Task to complete: Starting at the line that holds "Convert this document image to plain text.", set down each line through the end of the listing, exactly as written and with nothing added.

Dataset records:
◆ ◆ ◆ ◆ ◆ ◆ ◆

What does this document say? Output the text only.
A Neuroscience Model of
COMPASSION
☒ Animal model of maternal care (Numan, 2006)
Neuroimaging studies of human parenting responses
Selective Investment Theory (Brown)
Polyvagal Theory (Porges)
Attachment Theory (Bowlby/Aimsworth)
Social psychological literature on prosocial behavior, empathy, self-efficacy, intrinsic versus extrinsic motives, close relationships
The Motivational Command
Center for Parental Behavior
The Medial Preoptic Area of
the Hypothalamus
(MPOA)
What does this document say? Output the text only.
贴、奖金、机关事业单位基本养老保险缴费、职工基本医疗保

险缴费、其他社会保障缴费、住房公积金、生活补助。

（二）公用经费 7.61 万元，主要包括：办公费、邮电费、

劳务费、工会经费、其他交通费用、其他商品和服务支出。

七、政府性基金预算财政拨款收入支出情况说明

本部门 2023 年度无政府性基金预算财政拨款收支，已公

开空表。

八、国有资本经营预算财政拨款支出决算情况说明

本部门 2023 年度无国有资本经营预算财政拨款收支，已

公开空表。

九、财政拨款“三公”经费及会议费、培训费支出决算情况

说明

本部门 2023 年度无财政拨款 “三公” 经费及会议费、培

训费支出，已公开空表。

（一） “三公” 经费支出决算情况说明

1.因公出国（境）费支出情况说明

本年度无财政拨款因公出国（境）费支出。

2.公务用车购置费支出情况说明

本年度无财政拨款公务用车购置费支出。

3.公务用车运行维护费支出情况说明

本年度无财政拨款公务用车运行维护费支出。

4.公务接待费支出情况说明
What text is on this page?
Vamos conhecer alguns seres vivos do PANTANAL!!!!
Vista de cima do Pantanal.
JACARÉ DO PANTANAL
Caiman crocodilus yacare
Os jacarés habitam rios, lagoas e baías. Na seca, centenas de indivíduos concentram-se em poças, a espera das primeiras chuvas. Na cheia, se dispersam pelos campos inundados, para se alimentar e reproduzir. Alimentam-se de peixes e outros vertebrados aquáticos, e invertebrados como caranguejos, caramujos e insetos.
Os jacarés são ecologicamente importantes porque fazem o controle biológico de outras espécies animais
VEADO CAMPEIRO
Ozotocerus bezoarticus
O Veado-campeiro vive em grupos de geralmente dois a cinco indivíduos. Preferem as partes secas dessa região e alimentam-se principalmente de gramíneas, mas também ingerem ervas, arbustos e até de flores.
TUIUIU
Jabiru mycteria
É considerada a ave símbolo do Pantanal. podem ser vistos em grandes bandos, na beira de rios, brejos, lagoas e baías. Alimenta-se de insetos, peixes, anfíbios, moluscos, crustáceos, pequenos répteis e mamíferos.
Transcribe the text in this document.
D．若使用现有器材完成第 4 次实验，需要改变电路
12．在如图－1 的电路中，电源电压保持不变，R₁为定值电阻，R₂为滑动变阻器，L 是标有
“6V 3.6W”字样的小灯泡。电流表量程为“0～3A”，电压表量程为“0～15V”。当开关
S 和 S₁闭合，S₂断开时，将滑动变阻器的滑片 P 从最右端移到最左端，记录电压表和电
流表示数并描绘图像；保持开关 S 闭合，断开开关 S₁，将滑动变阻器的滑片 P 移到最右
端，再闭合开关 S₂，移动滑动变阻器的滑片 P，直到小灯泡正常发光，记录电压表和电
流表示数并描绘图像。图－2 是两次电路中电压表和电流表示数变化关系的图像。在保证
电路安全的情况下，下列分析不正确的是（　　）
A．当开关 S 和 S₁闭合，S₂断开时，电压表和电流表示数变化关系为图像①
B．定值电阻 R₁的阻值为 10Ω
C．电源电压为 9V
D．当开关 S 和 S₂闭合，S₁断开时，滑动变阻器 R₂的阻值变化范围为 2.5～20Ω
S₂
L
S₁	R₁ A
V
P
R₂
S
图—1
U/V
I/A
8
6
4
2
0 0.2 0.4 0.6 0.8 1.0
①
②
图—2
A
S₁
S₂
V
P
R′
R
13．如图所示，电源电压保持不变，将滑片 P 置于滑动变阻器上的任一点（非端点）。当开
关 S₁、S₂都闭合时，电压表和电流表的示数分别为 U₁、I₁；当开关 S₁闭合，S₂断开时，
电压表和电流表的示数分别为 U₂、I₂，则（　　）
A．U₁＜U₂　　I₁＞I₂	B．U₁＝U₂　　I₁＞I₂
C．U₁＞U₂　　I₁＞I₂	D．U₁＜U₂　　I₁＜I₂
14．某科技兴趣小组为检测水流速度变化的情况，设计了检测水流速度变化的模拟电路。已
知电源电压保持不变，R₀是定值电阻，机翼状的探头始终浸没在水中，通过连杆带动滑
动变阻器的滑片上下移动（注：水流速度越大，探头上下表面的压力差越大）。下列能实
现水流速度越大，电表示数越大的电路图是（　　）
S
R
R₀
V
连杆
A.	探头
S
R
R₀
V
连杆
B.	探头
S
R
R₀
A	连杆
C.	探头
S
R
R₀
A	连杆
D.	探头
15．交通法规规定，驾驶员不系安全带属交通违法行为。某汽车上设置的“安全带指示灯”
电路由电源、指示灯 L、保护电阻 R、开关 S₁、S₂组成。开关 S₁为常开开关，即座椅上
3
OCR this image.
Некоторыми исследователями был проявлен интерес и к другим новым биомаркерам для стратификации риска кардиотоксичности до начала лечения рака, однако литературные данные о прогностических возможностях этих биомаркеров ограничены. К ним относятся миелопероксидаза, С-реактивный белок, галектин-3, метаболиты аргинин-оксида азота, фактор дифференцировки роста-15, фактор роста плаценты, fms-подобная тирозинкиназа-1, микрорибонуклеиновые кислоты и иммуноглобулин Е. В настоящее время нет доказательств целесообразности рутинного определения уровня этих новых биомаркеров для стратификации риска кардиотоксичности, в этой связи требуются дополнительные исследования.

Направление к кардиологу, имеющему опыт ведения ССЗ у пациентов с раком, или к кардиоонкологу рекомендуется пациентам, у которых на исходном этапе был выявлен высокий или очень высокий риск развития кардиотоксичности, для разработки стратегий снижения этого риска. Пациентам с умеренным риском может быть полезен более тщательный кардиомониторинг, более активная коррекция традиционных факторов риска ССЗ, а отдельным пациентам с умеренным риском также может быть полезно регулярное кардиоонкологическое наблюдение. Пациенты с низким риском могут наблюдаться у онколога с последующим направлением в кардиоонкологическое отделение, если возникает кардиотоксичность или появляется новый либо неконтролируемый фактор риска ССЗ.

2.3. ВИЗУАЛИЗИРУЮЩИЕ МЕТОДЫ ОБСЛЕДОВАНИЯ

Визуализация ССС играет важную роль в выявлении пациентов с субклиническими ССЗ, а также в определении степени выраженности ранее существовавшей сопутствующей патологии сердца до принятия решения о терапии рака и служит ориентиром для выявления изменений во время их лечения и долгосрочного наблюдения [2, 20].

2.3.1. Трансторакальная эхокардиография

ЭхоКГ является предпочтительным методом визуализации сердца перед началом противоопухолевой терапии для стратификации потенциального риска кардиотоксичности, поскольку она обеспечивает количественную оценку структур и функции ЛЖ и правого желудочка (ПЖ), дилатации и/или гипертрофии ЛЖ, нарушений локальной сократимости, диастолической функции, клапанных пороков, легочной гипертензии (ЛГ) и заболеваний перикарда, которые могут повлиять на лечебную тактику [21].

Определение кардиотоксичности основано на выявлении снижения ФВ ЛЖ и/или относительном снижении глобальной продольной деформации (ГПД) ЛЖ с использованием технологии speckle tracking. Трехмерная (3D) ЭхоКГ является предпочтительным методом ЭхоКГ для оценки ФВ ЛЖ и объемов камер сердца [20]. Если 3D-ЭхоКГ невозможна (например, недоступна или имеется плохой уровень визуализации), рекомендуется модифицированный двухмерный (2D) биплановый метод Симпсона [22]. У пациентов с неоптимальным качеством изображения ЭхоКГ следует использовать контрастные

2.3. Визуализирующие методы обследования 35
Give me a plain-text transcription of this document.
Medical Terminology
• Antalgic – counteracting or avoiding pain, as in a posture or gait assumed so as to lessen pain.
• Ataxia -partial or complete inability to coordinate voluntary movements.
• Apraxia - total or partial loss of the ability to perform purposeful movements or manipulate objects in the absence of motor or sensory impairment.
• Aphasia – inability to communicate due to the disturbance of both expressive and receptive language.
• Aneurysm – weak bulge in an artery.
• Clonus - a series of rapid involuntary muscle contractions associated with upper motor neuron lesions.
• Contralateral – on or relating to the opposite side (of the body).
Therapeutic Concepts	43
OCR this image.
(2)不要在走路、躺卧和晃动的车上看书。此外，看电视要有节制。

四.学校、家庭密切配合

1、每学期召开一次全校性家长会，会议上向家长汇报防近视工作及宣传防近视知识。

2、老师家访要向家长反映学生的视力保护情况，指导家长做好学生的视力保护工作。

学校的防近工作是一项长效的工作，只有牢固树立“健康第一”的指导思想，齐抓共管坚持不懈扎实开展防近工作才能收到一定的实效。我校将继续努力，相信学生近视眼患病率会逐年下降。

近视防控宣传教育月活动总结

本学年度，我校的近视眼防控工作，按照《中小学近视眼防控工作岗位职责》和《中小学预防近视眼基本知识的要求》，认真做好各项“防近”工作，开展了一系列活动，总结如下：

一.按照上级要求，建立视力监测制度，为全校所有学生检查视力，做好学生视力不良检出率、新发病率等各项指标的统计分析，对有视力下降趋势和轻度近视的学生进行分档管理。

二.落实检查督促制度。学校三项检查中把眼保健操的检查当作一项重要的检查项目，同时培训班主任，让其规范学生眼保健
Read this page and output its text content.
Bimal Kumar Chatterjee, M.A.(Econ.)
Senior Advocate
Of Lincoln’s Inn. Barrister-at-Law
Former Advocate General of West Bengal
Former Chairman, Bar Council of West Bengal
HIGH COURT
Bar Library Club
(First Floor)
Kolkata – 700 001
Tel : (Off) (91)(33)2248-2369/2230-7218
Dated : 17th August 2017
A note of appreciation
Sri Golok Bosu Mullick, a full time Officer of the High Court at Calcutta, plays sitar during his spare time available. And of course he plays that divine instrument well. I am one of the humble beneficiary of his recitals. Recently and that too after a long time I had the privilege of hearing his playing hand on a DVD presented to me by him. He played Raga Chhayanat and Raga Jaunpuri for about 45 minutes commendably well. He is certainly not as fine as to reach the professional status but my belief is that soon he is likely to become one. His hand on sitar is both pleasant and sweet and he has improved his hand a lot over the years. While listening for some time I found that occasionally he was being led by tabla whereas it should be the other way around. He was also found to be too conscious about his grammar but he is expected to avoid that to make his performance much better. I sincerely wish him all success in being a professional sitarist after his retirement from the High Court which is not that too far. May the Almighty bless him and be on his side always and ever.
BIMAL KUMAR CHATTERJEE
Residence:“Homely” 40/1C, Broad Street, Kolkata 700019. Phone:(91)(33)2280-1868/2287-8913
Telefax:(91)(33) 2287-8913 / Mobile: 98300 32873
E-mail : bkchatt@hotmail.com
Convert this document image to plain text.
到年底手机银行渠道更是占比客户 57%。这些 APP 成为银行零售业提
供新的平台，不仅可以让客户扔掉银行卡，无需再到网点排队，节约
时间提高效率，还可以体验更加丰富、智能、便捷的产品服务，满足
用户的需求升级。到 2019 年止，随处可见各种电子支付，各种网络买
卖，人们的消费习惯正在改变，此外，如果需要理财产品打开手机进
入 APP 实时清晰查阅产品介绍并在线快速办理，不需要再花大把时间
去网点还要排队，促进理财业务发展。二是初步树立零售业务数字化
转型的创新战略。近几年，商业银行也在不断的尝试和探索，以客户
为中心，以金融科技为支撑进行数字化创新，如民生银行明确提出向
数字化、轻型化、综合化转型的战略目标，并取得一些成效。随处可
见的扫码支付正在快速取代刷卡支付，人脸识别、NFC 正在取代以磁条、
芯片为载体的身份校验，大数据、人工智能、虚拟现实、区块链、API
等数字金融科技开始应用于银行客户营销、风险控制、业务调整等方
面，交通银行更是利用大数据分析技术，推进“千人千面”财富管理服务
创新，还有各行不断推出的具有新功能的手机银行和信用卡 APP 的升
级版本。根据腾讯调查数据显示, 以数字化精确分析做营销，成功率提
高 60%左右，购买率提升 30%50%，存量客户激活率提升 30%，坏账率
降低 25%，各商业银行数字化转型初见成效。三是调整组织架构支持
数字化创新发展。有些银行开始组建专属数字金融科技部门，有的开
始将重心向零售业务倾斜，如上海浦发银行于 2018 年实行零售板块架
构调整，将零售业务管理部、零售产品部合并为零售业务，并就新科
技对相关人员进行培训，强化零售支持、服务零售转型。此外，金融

◆ ◆ ◆ ◆ ◆ ◆ ◆

Response:
Convert this document image to plain text.
到年底手机银行渠道更是占比客户 57%。这些 APP 成为银行零售业提
供新的平台，不仅可以让客户扔掉银行卡，无需再到网点排队，节约
时间提高效率，还可以体验更加丰富、智能、便捷的产品服务，满足
用户的需求升级。到 2019 年止，随处可见各种电子支付，各种网络买
卖，人们的消费习惯正在改变，此外，如果需要理财产品打开手机进
入 APP 实时清晰查阅产品介绍并在线快速办理，不需要再花大把时间
去网点还要排队，促进理财业务发展。二是初步树立零售业务数字化
转型的创新战略。近几年，商业银行也在不断的尝试和探索，以客户
为中心，以金融科技为支撑进行数字化创新，如民生银行明确提出向
数字化、轻型化、综合化转型的战略目标，并取得一些成效。随处可
见的扫码支付正在快速取代刷卡支付，人脸识别、NFC 正在取代以磁条、
芯片为载体的身份校验，大数据、人工智能、虚拟现实、区块链、API
等数字金融科技开始应用于银行客户营销、风险控制、业务调整等方
面，交通银行更是利用大数据分析技术，推进“千人千面”财富管理服务
创新，还有各行不断推出的具有新功能的手机银行和信用卡 APP 的升
级版本。根据腾讯调查数据显示, 以数字化精确分析做营销，成功率提
高 60%左右，购买率提升 30%50%，存量客户激活率提升 30%，坏账率
降低 25%，各商业银行数字化转型初见成效。三是调整组织架构支持
数字化创新发展。有些银行开始组建专属数字金融科技部门，有的开
始将重心向零售业务倾斜，如上海浦发银行于 2018 年实行零售板块架
构调整，将零售业务管理部、零售产品部合并为零售业务，并就新科
技对相关人员进行培训，强化零售支持、服务零售转型。此外，金融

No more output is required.